● PROBLEM: Gather each line of the entries below that includes "加自主学习默写".
== DATA SHOWN
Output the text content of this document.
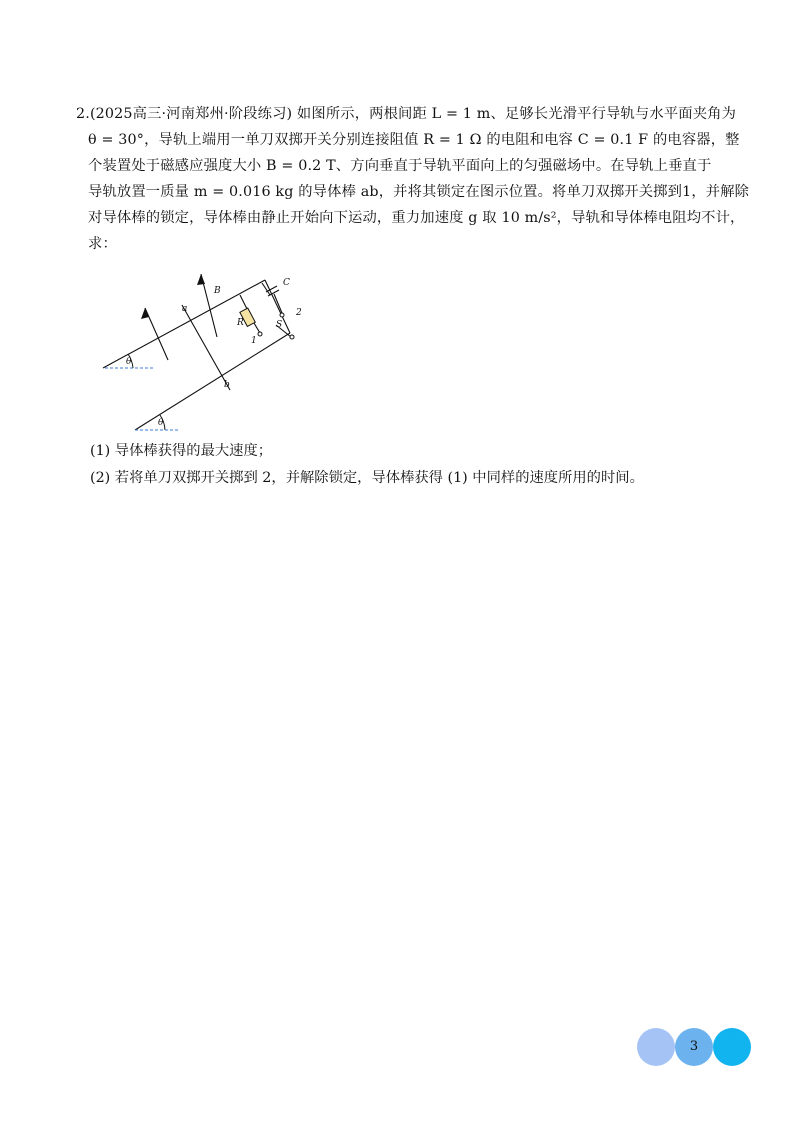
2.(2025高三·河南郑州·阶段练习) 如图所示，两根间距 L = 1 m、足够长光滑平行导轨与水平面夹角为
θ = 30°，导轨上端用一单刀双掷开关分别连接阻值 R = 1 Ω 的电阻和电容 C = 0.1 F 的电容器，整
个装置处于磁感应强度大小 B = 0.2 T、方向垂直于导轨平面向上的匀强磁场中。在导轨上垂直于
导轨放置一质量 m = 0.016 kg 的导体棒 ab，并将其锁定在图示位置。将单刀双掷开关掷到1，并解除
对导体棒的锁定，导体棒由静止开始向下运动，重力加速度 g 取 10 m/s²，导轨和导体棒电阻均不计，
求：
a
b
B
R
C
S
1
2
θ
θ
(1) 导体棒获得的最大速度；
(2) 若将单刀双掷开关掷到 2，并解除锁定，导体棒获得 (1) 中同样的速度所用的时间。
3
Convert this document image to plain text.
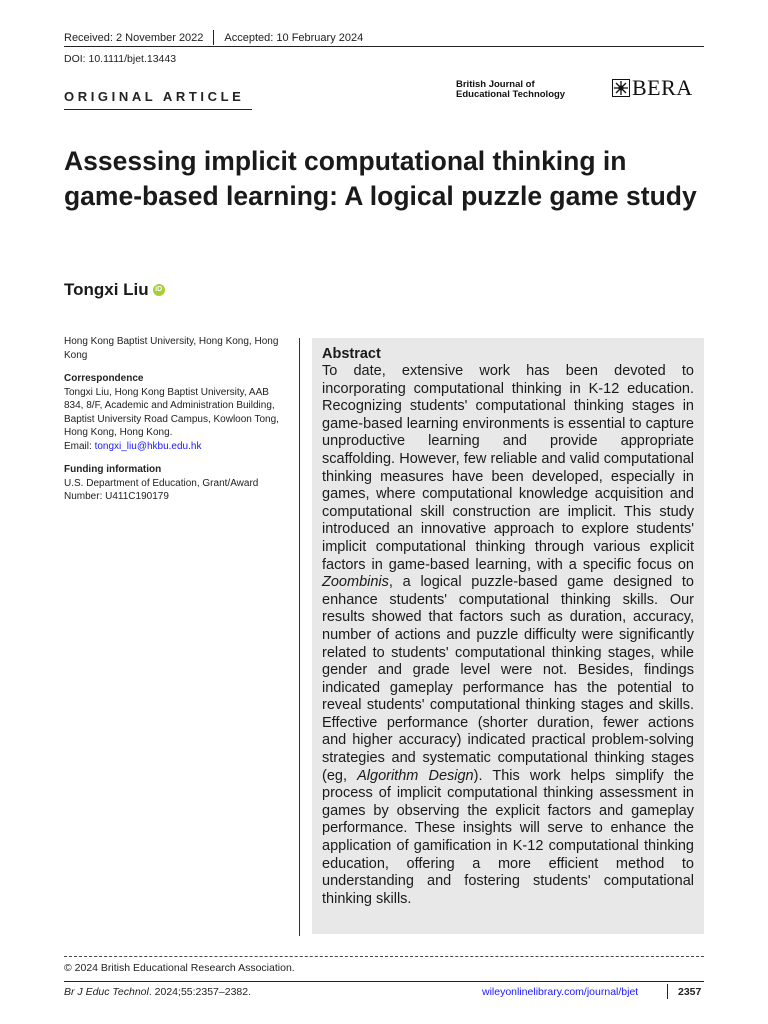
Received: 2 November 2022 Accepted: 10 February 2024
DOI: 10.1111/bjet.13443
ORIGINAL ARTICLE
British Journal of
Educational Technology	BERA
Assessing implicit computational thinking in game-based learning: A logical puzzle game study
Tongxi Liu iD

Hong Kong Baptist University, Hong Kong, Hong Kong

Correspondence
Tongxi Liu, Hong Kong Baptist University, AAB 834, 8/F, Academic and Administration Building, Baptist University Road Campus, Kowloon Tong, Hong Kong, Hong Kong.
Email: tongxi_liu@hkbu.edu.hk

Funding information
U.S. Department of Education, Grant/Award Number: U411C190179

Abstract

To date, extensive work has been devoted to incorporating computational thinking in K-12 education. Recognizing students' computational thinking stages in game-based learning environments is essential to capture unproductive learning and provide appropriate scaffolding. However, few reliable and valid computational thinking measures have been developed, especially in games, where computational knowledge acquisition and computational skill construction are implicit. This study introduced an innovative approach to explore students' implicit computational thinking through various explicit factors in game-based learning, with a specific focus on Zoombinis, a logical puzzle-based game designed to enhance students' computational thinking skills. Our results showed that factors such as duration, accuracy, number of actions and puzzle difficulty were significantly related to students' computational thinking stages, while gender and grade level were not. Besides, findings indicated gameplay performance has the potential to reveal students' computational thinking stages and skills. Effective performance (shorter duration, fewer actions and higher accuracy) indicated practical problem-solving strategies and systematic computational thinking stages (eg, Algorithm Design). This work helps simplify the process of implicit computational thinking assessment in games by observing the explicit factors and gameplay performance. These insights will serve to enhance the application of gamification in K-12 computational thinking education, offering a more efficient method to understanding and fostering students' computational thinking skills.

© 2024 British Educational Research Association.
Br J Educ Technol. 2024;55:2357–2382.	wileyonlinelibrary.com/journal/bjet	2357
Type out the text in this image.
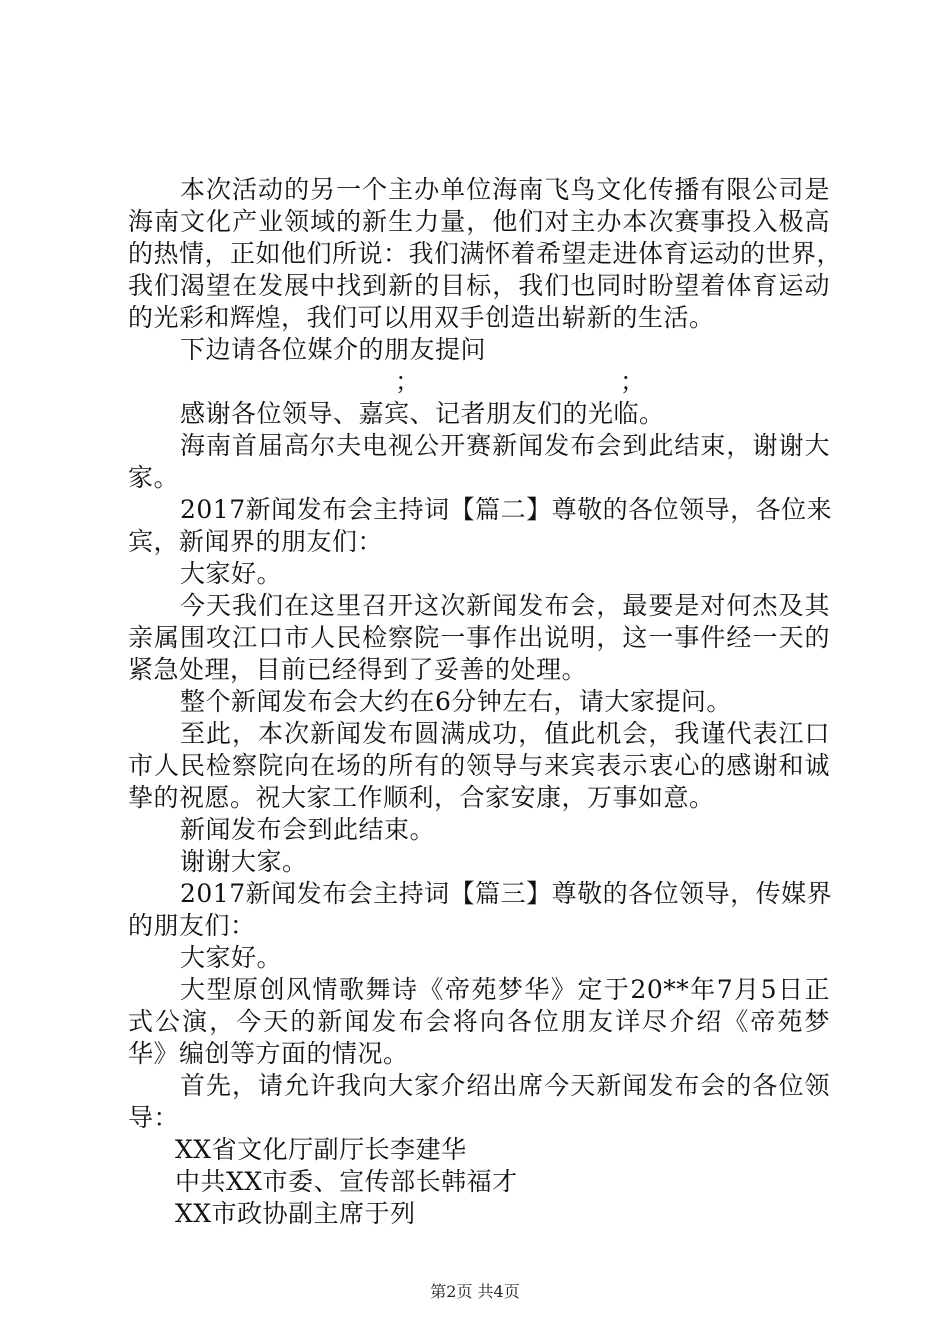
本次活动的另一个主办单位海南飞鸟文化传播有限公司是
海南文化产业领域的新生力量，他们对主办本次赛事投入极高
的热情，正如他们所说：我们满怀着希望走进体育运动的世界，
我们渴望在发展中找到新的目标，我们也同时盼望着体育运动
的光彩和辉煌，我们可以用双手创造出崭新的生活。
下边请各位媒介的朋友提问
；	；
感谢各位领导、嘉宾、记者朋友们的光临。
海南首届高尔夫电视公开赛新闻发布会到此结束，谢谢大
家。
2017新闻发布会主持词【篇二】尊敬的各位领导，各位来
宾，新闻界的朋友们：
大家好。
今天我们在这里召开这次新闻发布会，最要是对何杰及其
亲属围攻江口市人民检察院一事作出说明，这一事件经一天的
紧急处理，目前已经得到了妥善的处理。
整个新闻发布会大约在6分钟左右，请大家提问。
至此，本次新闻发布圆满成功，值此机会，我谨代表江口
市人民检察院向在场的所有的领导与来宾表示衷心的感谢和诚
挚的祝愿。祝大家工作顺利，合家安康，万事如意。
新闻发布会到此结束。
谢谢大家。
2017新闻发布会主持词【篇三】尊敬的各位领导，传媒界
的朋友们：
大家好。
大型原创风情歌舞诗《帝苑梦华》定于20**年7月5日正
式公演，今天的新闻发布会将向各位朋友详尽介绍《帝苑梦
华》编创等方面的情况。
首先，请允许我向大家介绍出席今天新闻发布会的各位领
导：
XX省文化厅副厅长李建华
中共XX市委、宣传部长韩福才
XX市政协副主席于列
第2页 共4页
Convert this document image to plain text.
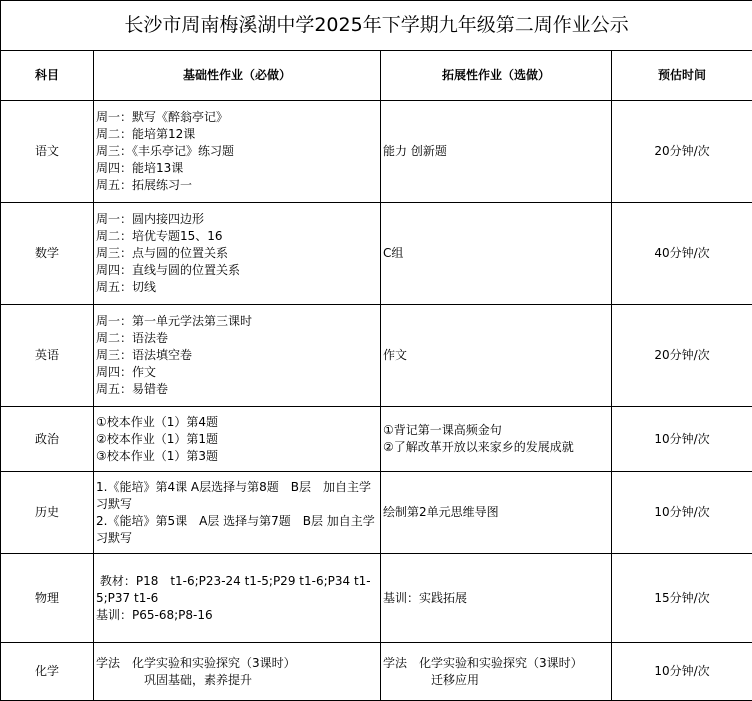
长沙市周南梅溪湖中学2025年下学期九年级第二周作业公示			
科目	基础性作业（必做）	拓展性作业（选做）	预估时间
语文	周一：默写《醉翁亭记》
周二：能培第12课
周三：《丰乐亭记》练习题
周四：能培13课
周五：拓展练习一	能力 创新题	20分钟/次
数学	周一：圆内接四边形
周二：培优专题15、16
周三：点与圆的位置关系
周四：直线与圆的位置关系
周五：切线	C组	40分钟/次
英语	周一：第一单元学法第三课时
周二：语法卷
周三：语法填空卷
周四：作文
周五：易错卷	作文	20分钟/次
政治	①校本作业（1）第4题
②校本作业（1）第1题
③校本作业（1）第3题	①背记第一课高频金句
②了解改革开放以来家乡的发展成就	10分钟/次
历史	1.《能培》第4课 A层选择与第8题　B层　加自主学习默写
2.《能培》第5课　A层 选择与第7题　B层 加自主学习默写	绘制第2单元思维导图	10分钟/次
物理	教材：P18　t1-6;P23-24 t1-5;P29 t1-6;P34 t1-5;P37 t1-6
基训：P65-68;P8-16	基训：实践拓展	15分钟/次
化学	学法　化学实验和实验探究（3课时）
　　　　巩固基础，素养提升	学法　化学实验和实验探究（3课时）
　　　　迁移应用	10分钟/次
====
● EXERCISE RESULT:
历史	1.《能培》第4课 A层选择与第8题　B层　加自主学习默写
2.《能培》第5课　A层 选择与第7题　B层 加自主学习默写	绘制第2单元思维导图	10分钟/次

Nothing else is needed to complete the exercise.